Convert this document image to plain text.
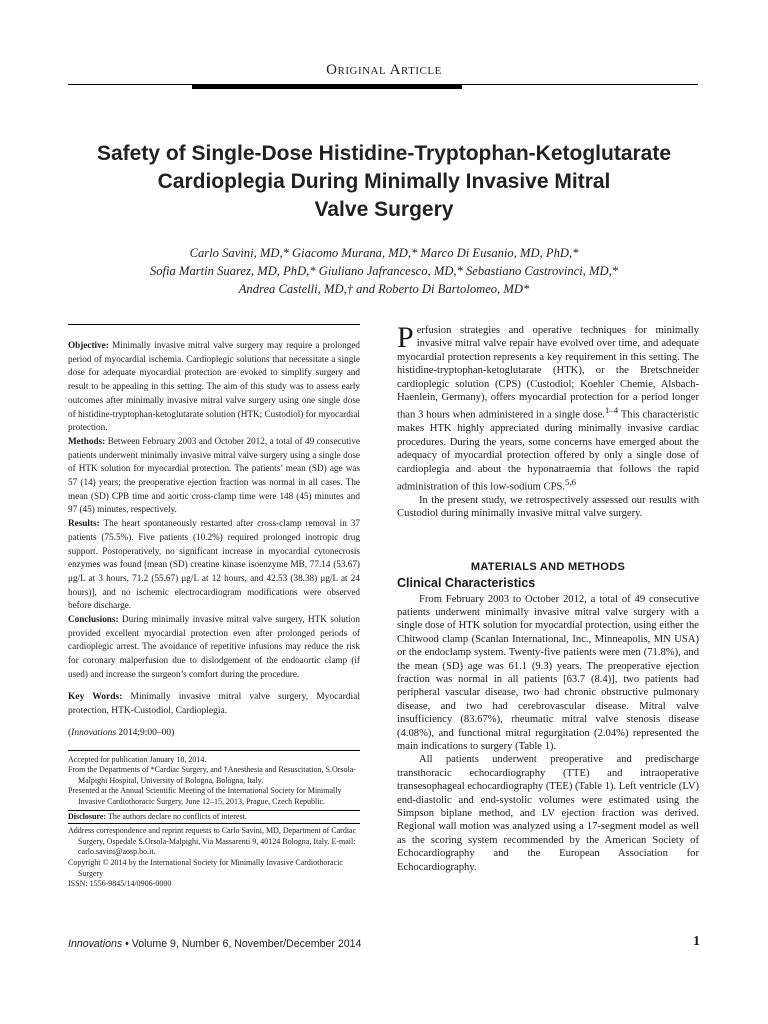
Original Article
Safety of Single-Dose Histidine-Tryptophan-Ketoglutarate
Cardioplegia During Minimally Invasive Mitral
Valve Surgery
Carlo Savini, MD,* Giacomo Murana, MD,* Marco Di Eusanio, MD, PhD,*
Sofia Martin Suarez, MD, PhD,* Giuliano Jafrancesco, MD,* Sebastiano Castrovinci, MD,*
Andrea Castelli, MD,† and Roberto Di Bartolomeo, MD*

Objective: Minimally invasive mitral valve surgery may require a prolonged period of myocardial ischemia. Cardioplegic solutions that necessitate a single dose for adequate myocardial protection are evoked to simplify surgery and result to be appealing in this setting. The aim of this study was to assess early outcomes after minimally invasive mitral valve surgery using one single dose of histidine-tryptophan-ketoglutarate solution (HTK; Custodiol) for myocardial protection.

Methods: Between February 2003 and October 2012, a total of 49 consecutive patients underwent minimally invasive mitral valve surgery using a single dose of HTK solution for myocardial protection. The patients’ mean (SD) age was 57 (14) years; the preoperative ejection fraction was normal in all cases. The mean (SD) CPB time and aortic cross-clamp time were 148 (45) minutes and 97 (45) minutes, respectively.

Results: The heart spontaneously restarted after cross-clamp removal in 37 patients (75.5%). Five patients (10.2%) required prolonged inotropic drug support. Postoperatively, no significant increase in myocardial cytonecrosis enzymes was found [mean (SD) creatine kinase isoenzyme MB, 77.14 (53.67) μg/L at 3 hours, 71.2 (55.67) μg/L at 12 hours, and 42.53 (38.38) μg/L at 24 hours)], and no ischemic electrocardiogram modifications were observed before discharge.

Conclusions: During minimally invasive mitral valve surgery, HTK solution provided excellent myocardial protection even after prolonged periods of cardioplegic arrest. The avoidance of repetitive infusions may reduce the risk for coronary malperfusion due to dislodgement of the endoaortic clamp (if used) and increase the surgeon’s comfort during the procedure.

Key Words: Minimally invasive mitral valve surgery, Myocardial protection, HTK-Custodiol, Cardioplegia.
(Innovations 2014;9:00–00)

Accepted for publication January 18, 2014.

From the Departments of *Cardiac Surgery, and †Anesthesia and Resuscitation, S.Orsola-Malpighi Hospital, University of Bologna, Bologna, Italy.

Presented at the Annual Scientific Meeting of the International Society for Minimally Invasive Cardiothoracic Surgery, June 12–15, 2013, Prague, Czech Republic.

Disclosure: The authors declare no conflicts of interest.

Address correspondence and reprint requests to Carlo Savini, MD, Department of Cardiac Surgery, Ospedale S.Orsola-Malpighi, Via Massarenti 9, 40124 Bologna, Italy. E-mail: carlo.savini@aosp.bo.it.

Copyright © 2014 by the International Society for Minimally Invasive Cardiothoracic Surgery

ISSN: 1556-9845/14/0906-0000

Perfusion strategies and operative techniques for minimally invasive mitral valve repair have evolved over time, and adequate myocardial protection represents a key requirement in this setting. The histidine-tryptophan-ketoglutarate (HTK), or the Bretschneider cardioplegic solution (CPS) (Custodiol; Koehler Chemie, Alsbach-Haenlein, Germany), offers myocardial protection for a period longer than 3 hours when administered in a single dose.$^{1-4}$ This characteristic makes HTK highly appreciated during minimally invasive cardiac procedures. During the years, some concerns have emerged about the adequacy of myocardial protection offered by only a single dose of cardioplegia and about the hyponatraemia that follows the rapid administration of this low-sodium CPS.$^{5,6}$

In the present study, we retrospectively assessed our results with Custodiol during minimally invasive mitral valve surgery.

MATERIALS AND METHODS
Clinical Characteristics

From February 2003 to October 2012, a total of 49 consecutive patients underwent minimally invasive mitral valve surgery with a single dose of HTK solution for myocardial protection, using either the Chitwood clamp (Scanlan International, Inc., Minneapolis, MN USA) or the endoclamp system. Twenty-five patients were men (71.8%), and the mean (SD) age was 61.1 (9.3) years. The preoperative ejection fraction was normal in all patients [63.7 (8.4)], two patients had peripheral vascular disease, two had chronic obstructive pulmonary disease, and two had cerebrovascular disease. Mitral valve insufficiency (83.67%), rheumatic mitral valve stenosis disease (4.08%), and functional mitral regurgitation (2.04%) represented the main indications to surgery (Table 1).

All patients underwent preoperative and predischarge transthoracic echocardiography (TTE) and intraoperative transesophageal echocardiography (TEE) (Table 1). Left ventricle (LV) end-diastolic and end-systolic volumes were estimated using the Simpson biplane method, and LV ejection fraction was derived. Regional wall motion was analyzed using a 17-segment model as well as the scoring system recommended by the American Society of Echocardiography and the European Association for Echocardiography.

Innovations • Volume 9, Number 6, November/December 2014	1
──────────
▸ **Problem details**: Please output all the data exactly as given, with the pictures omitted.

▸ **Answer**:
Convert this document image to plain text.
Original Article
Safety of Single-Dose Histidine-Tryptophan-Ketoglutarate
Cardioplegia During Minimally Invasive Mitral
Valve Surgery
Carlo Savini, MD,* Giacomo Murana, MD,* Marco Di Eusanio, MD, PhD,*
Sofia Martin Suarez, MD, PhD,* Giuliano Jafrancesco, MD,* Sebastiano Castrovinci, MD,*
Andrea Castelli, MD,† and Roberto Di Bartolomeo, MD*

Objective: Minimally invasive mitral valve surgery may require a prolonged period of myocardial ischemia. Cardioplegic solutions that necessitate a single dose for adequate myocardial protection are evoked to simplify surgery and result to be appealing in this setting. The aim of this study was to assess early outcomes after minimally invasive mitral valve surgery using one single dose of histidine-tryptophan-ketoglutarate solution (HTK; Custodiol) for myocardial protection.

Methods: Between February 2003 and October 2012, a total of 49 consecutive patients underwent minimally invasive mitral valve surgery using a single dose of HTK solution for myocardial protection. The patients’ mean (SD) age was 57 (14) years; the preoperative ejection fraction was normal in all cases. The mean (SD) CPB time and aortic cross-clamp time were 148 (45) minutes and 97 (45) minutes, respectively.

Results: The heart spontaneously restarted after cross-clamp removal in 37 patients (75.5%). Five patients (10.2%) required prolonged inotropic drug support. Postoperatively, no significant increase in myocardial cytonecrosis enzymes was found [mean (SD) creatine kinase isoenzyme MB, 77.14 (53.67) μg/L at 3 hours, 71.2 (55.67) μg/L at 12 hours, and 42.53 (38.38) μg/L at 24 hours)], and no ischemic electrocardiogram modifications were observed before discharge.

Conclusions: During minimally invasive mitral valve surgery, HTK solution provided excellent myocardial protection even after prolonged periods of cardioplegic arrest. The avoidance of repetitive infusions may reduce the risk for coronary malperfusion due to dislodgement of the endoaortic clamp (if used) and increase the surgeon’s comfort during the procedure.

Key Words: Minimally invasive mitral valve surgery, Myocardial protection, HTK-Custodiol, Cardioplegia.
(Innovations 2014;9:00–00)

Accepted for publication January 18, 2014.

From the Departments of *Cardiac Surgery, and †Anesthesia and Resuscitation, S.Orsola-Malpighi Hospital, University of Bologna, Bologna, Italy.

Presented at the Annual Scientific Meeting of the International Society for Minimally Invasive Cardiothoracic Surgery, June 12–15, 2013, Prague, Czech Republic.

Disclosure: The authors declare no conflicts of interest.

Address correspondence and reprint requests to Carlo Savini, MD, Department of Cardiac Surgery, Ospedale S.Orsola-Malpighi, Via Massarenti 9, 40124 Bologna, Italy. E-mail: carlo.savini@aosp.bo.it.

Copyright © 2014 by the International Society for Minimally Invasive Cardiothoracic Surgery

ISSN: 1556-9845/14/0906-0000

Perfusion strategies and operative techniques for minimally invasive mitral valve repair have evolved over time, and adequate myocardial protection represents a key requirement in this setting. The histidine-tryptophan-ketoglutarate (HTK), or the Bretschneider cardioplegic solution (CPS) (Custodiol; Koehler Chemie, Alsbach-Haenlein, Germany), offers myocardial protection for a period longer than 3 hours when administered in a single dose.$^{1-4}$ This characteristic makes HTK highly appreciated during minimally invasive cardiac procedures. During the years, some concerns have emerged about the adequacy of myocardial protection offered by only a single dose of cardioplegia and about the hyponatraemia that follows the rapid administration of this low-sodium CPS.$^{5,6}$

In the present study, we retrospectively assessed our results with Custodiol during minimally invasive mitral valve surgery.

MATERIALS AND METHODS
Clinical Characteristics

From February 2003 to October 2012, a total of 49 consecutive patients underwent minimally invasive mitral valve surgery with a single dose of HTK solution for myocardial protection, using either the Chitwood clamp (Scanlan International, Inc., Minneapolis, MN USA) or the endoclamp system. Twenty-five patients were men (71.8%), and the mean (SD) age was 61.1 (9.3) years. The preoperative ejection fraction was normal in all patients [63.7 (8.4)], two patients had peripheral vascular disease, two had chronic obstructive pulmonary disease, and two had cerebrovascular disease. Mitral valve insufficiency (83.67%), rheumatic mitral valve stenosis disease (4.08%), and functional mitral regurgitation (2.04%) represented the main indications to surgery (Table 1).

All patients underwent preoperative and predischarge transthoracic echocardiography (TTE) and intraoperative transesophageal echocardiography (TEE) (Table 1). Left ventricle (LV) end-diastolic and end-systolic volumes were estimated using the Simpson biplane method, and LV ejection fraction was derived. Regional wall motion was analyzed using a 17-segment model as well as the scoring system recommended by the American Society of Echocardiography and the European Association for Echocardiography.

Innovations • Volume 9, Number 6, November/December 2014	1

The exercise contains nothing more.